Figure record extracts
--- BEGIN ---
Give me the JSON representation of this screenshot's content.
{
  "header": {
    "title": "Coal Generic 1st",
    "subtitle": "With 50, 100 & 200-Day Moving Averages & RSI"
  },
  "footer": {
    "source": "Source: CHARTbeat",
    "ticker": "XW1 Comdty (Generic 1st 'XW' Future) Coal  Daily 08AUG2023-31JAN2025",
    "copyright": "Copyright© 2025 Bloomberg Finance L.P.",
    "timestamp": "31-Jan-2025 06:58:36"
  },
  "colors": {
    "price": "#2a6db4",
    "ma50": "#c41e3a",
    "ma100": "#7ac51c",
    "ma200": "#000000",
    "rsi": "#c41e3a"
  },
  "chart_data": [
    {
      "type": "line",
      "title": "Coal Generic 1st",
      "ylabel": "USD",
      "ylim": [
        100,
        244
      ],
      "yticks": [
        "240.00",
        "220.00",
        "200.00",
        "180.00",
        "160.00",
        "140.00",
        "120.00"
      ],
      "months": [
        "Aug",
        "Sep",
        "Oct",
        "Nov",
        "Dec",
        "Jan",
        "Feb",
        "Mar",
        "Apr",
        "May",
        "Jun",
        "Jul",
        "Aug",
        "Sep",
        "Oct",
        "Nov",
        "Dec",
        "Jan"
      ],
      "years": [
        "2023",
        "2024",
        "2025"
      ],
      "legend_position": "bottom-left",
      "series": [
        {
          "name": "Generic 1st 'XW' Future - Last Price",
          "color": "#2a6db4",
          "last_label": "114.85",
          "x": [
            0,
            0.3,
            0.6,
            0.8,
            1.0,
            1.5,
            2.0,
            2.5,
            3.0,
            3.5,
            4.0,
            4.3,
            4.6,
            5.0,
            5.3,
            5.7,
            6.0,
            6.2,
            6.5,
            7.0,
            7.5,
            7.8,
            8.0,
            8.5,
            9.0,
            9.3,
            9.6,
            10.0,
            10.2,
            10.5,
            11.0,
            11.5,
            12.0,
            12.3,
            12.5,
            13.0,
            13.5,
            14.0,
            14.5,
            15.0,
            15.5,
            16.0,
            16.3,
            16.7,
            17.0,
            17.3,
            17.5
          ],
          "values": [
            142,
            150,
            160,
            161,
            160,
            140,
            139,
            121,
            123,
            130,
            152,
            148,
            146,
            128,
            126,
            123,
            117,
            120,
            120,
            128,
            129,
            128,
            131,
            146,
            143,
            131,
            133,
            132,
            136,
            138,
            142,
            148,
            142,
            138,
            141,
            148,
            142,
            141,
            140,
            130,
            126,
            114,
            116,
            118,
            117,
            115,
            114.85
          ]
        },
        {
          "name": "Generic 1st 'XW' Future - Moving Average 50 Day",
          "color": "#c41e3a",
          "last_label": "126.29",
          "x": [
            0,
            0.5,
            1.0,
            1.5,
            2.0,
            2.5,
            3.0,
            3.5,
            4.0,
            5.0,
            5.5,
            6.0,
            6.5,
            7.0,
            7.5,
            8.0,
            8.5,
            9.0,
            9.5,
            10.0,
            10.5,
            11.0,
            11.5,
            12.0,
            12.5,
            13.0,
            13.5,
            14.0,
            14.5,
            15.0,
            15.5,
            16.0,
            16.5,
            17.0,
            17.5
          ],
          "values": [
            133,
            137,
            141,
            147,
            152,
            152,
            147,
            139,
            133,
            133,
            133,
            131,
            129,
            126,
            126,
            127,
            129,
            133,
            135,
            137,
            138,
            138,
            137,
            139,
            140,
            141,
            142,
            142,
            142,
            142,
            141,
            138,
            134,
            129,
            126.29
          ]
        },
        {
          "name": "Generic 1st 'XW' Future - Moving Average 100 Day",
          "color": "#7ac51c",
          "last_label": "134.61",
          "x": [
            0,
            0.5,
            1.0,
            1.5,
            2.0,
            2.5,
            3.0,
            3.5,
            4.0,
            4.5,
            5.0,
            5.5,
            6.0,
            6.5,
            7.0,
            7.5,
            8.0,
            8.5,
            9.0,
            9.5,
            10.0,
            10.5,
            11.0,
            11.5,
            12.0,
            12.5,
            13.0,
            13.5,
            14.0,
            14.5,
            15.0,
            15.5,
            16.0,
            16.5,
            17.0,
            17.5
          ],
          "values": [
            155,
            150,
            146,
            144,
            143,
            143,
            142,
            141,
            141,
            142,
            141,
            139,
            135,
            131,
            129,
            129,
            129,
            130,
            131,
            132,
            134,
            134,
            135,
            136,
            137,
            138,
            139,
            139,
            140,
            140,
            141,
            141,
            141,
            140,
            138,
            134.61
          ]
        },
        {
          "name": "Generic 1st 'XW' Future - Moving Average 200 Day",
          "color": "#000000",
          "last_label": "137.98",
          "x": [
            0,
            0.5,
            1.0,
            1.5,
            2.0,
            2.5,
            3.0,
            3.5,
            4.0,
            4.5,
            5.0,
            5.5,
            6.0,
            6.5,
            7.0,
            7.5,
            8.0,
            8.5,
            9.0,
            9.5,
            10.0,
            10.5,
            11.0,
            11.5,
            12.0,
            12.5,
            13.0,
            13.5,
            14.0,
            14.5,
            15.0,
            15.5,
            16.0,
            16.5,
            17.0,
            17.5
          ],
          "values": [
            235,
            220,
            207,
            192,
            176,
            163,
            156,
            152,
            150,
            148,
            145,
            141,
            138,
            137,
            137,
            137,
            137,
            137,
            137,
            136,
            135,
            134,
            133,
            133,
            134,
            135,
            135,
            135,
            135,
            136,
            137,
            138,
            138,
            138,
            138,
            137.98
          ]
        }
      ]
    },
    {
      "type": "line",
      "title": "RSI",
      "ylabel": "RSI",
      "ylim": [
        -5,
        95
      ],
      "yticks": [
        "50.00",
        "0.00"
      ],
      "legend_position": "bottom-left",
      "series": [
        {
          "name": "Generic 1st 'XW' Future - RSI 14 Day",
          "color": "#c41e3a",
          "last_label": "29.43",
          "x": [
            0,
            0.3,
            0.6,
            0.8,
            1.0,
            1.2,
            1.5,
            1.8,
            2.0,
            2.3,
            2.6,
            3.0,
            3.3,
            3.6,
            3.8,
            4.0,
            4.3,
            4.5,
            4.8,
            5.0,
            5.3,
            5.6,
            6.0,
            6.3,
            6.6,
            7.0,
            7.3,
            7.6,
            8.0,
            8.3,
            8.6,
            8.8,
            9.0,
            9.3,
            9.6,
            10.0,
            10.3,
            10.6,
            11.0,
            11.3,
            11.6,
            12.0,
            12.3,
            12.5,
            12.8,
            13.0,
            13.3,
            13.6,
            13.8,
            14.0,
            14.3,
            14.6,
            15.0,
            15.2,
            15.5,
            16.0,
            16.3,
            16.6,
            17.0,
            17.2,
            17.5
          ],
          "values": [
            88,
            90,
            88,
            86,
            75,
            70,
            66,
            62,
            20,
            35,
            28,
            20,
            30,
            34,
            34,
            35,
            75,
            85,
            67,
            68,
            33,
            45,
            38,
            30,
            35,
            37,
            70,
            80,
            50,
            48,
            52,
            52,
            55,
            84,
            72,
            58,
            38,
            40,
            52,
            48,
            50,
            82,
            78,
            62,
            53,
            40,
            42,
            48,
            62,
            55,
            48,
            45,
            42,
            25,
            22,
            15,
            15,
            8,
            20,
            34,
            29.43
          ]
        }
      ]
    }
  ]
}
--- END ---
## TASK REQUIREMENTS
Where a line in the entries holds "Future", copy that line.

## REPLY
    "ticker": "XW1 Comdty (Generic 1st 'XW' Future) Coal  Daily 08AUG2023-31JAN2025",
          "name": "Generic 1st 'XW' Future - Last Price",
          "name": "Generic 1st 'XW' Future - Moving Average 50 Day",
          "name": "Generic 1st 'XW' Future - Moving Average 100 Day",
          "name": "Generic 1st 'XW' Future - Moving Average 200 Day",
          "name": "Generic 1st 'XW' Future - RSI 14 Day",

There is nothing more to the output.